(Collected data)
——————————
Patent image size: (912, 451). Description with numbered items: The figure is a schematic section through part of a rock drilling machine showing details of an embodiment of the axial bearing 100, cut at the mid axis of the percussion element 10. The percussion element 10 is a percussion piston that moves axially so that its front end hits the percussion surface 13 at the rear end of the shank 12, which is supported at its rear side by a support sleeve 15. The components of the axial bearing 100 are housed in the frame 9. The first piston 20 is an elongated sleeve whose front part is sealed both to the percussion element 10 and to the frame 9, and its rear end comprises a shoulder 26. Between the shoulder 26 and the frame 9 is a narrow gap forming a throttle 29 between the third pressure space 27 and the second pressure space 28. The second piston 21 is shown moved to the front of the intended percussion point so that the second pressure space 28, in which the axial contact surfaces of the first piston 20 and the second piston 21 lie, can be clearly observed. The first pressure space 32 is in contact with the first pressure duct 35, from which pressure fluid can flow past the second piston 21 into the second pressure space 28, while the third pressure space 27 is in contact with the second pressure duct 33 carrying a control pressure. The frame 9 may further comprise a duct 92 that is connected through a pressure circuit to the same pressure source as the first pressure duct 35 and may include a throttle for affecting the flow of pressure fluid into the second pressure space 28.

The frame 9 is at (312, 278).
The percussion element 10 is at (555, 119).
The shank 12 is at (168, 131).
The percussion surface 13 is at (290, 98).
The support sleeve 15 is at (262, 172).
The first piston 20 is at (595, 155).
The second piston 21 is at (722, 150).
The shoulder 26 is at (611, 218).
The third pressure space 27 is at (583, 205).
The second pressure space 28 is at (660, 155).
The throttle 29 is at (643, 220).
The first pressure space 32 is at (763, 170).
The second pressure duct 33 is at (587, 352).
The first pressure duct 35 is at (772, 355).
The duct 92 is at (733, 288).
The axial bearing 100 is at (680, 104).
——————————
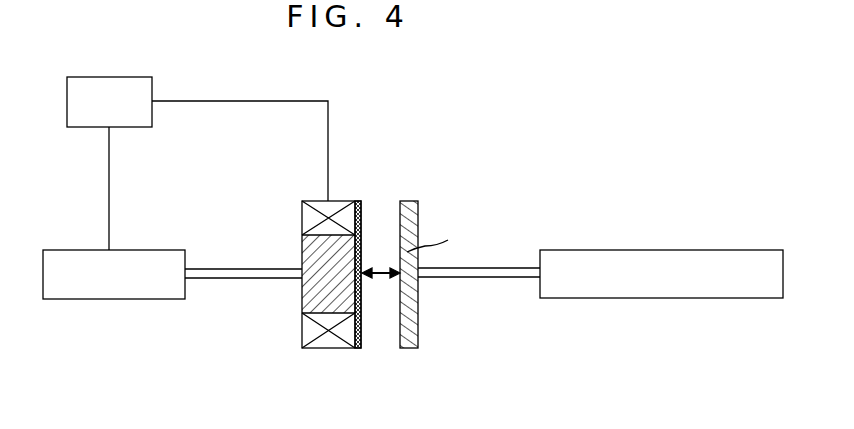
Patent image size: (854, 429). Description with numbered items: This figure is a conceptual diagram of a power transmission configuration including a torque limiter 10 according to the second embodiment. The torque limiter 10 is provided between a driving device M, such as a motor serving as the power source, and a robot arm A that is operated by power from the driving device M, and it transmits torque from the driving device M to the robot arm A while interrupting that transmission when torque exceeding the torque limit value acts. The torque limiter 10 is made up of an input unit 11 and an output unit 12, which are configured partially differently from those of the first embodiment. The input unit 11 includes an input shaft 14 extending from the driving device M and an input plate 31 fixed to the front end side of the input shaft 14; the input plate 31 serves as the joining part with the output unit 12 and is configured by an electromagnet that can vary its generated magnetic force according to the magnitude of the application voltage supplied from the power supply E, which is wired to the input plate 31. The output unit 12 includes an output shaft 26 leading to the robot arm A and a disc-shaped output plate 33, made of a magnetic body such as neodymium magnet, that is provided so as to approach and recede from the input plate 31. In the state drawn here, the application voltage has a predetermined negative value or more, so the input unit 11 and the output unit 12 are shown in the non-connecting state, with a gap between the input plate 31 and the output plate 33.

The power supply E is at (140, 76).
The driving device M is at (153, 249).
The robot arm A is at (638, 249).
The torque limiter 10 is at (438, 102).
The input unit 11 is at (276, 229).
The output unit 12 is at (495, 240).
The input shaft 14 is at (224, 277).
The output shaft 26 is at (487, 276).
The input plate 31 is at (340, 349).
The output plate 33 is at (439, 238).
——————————
Stated exercise >> Rewrite as a numbered list the lines beginning with the one that contains "Patent image size: (854, 429)." and ending with the one that contains "The torque limiter 10 is at (438, 102).", omitting any blank lines.

Written reply >>
1. Patent image size: (854, 429). Description with numbered items: This figure is a conceptual diagram of a power transmission configuration including a torque limiter 10 according to the second embodiment. The torque limiter 10 is provided between a driving device M, such as a motor serving as the power source, and a robot arm A that is operated by power from the driving device M, and it transmits torque from the driving device M to the robot arm A while interrupting that transmission when torque exceeding the torque limit value acts. The torque limiter 10 is made up of an input unit 11 and an output unit 12, which are configured partially differently from those of the first embodiment. The input unit 11 includes an input shaft 14 extending from the driving device M and an input plate 31 fixed to the front end side of the input shaft 14; the input plate 31 serves as the joining part with the output unit 12 and is configured by an electromagnet that can vary its generated magnetic force according to the magnitude of the application voltage supplied from the power supply E, which is wired to the input plate 31. The output unit 12 includes an output shaft 26 leading to the robot arm A and a disc-shaped output plate 33, made of a magnetic body such as neodymium magnet, that is provided so as to approach and recede from the input plate 31. In the state drawn here, the application voltage has a predetermined negative value or more, so the input unit 11 and the output unit 12 are shown in the non-connecting state, with a gap between the input plate 31 and the output plate 33.
2. The power supply E is at (140, 76).
3. The driving device M is at (153, 249).
4. The robot arm A is at (638, 249).
5. The torque limiter 10 is at (438, 102).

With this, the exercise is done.